- **Extracted records**
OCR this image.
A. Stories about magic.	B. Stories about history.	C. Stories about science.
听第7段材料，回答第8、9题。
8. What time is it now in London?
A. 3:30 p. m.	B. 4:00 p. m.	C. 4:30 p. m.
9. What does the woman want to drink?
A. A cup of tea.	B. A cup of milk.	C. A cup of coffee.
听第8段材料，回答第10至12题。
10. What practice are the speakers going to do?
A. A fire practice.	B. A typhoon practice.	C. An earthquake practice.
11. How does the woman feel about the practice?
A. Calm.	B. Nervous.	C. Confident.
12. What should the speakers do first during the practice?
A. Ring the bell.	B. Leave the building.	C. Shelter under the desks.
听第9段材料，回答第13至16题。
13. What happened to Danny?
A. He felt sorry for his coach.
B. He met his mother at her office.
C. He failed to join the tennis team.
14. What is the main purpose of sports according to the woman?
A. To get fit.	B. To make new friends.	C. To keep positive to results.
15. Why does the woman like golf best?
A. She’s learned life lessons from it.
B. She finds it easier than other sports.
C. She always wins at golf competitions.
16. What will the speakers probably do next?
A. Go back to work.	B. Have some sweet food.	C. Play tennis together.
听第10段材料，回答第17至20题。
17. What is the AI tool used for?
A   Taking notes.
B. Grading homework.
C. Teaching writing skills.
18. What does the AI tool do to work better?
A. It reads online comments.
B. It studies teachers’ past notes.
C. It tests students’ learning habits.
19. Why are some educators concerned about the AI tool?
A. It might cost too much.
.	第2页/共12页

---

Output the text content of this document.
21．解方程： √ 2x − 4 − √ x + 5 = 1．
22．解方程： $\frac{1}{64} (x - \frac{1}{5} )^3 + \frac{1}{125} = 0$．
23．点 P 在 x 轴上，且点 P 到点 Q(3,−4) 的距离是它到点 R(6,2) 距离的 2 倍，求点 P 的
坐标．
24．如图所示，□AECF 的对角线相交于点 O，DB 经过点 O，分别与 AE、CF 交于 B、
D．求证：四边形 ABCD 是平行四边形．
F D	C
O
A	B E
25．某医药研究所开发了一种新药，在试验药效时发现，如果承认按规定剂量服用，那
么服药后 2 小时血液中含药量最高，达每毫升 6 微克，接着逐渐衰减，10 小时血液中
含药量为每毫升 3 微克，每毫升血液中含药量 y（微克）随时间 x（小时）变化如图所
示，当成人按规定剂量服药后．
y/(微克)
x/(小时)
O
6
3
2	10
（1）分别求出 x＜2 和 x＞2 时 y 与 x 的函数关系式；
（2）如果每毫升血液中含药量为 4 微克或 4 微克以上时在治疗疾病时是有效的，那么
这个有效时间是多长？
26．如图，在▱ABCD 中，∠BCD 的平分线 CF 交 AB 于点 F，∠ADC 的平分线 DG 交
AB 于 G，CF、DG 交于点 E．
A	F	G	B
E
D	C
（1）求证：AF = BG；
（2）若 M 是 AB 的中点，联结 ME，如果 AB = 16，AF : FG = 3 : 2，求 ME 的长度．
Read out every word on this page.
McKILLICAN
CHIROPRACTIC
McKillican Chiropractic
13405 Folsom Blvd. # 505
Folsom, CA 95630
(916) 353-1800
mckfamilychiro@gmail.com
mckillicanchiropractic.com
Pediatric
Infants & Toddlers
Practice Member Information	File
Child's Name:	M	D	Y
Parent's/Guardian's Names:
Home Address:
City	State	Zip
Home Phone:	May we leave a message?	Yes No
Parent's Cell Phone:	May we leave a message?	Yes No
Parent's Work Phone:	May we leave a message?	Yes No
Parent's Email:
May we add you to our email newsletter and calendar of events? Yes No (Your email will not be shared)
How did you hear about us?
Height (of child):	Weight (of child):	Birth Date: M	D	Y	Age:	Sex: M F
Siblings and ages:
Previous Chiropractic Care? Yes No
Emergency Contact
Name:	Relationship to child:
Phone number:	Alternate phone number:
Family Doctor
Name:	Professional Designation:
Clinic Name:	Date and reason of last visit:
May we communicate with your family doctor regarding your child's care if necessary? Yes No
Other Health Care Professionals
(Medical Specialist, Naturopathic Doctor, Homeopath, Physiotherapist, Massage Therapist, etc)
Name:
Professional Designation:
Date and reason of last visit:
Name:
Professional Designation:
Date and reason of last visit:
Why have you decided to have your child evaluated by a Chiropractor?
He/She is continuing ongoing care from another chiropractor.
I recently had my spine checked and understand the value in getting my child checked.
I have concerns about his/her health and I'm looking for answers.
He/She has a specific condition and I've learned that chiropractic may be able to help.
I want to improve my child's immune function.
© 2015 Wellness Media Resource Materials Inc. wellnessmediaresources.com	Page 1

...

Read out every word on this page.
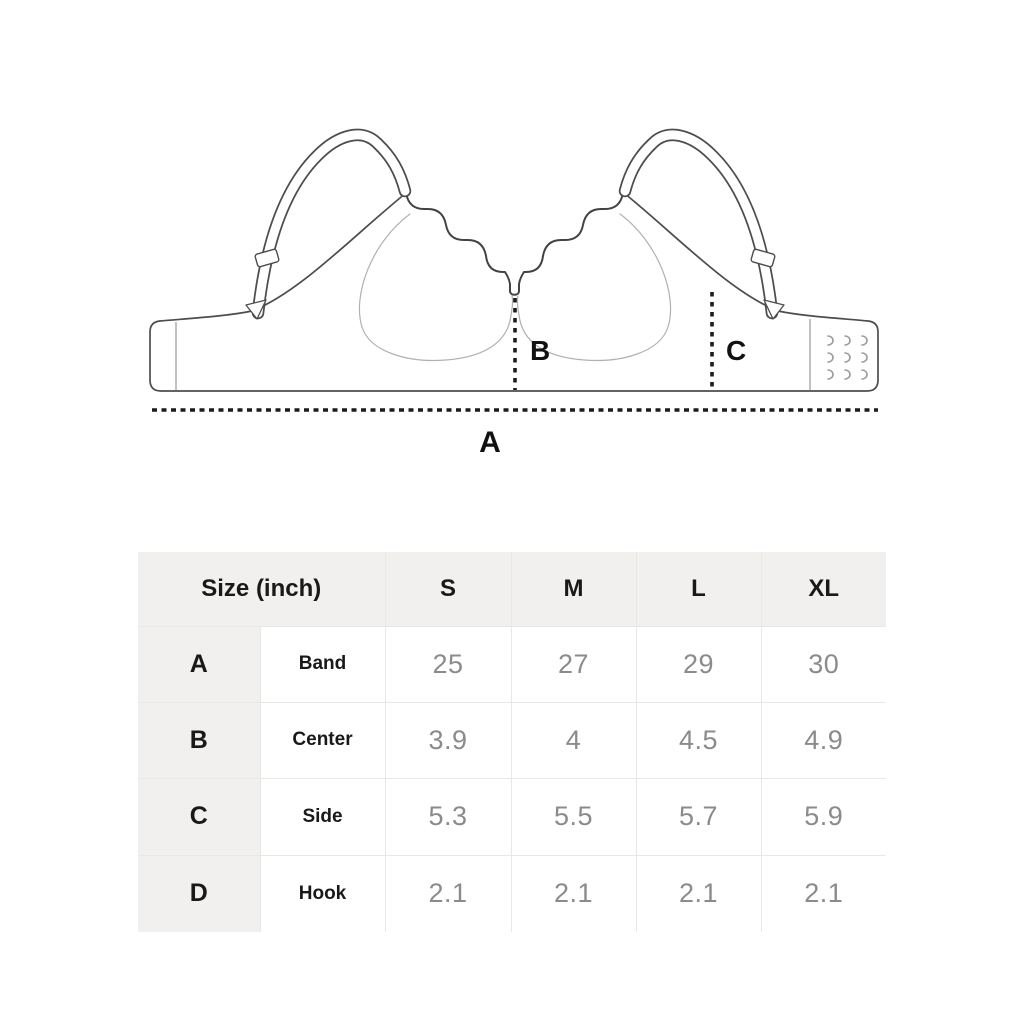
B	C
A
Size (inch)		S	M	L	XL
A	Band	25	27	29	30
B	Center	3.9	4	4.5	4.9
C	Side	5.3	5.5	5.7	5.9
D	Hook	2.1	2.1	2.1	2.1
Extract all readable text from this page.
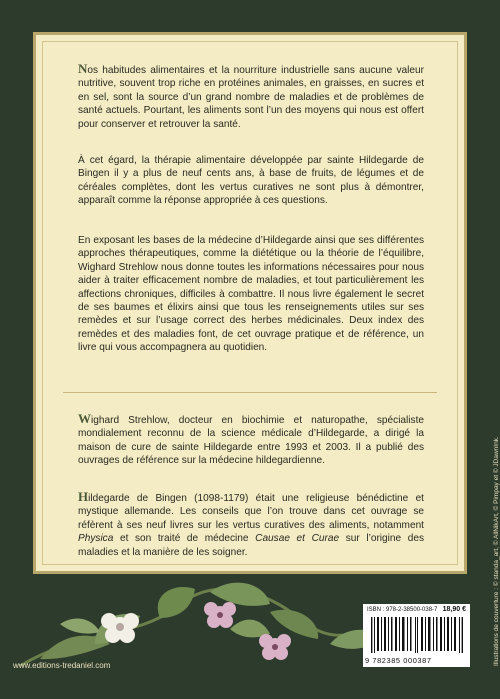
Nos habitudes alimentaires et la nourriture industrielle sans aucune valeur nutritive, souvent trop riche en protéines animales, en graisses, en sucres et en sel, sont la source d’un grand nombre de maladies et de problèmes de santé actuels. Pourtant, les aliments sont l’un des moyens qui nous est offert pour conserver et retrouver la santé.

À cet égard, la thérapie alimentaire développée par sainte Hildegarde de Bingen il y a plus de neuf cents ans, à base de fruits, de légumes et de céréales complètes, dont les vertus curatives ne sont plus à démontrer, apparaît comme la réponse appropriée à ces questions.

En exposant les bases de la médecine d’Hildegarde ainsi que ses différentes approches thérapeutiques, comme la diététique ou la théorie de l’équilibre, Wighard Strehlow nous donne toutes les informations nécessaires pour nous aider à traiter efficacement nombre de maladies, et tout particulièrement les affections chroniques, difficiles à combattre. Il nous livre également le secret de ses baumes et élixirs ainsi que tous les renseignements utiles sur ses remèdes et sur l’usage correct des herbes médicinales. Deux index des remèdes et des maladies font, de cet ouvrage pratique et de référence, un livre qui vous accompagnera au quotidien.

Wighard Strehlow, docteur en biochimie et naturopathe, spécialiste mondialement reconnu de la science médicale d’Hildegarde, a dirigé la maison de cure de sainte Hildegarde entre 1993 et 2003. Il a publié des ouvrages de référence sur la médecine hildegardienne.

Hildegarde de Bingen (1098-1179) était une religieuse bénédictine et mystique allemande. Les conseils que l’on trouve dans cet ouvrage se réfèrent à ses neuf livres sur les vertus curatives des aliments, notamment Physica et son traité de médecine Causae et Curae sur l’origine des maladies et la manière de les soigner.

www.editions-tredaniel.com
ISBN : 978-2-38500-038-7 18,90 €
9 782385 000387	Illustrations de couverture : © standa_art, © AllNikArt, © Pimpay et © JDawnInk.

- **Work to be completed**
Spot every line that holds "Bingen" and copy it.

- **Answer for the task**
À cet égard, la thérapie alimentaire développée par sainte Hildegarde de Bingen il y a plus de neuf cents ans, à base de fruits, de légumes et de céréales complètes, dont les vertus curatives ne sont plus à démontrer, apparaît comme la réponse appropriée à ces questions.
Hildegarde de Bingen (1098-1179) était une religieuse bénédictine et mystique allemande. Les conseils que l’on trouve dans cet ouvrage se réfèrent à ses neuf livres sur les vertus curatives des aliments, notamment Physica et son traité de médecine Causae et Curae sur l’origine des maladies et la manière de les soigner.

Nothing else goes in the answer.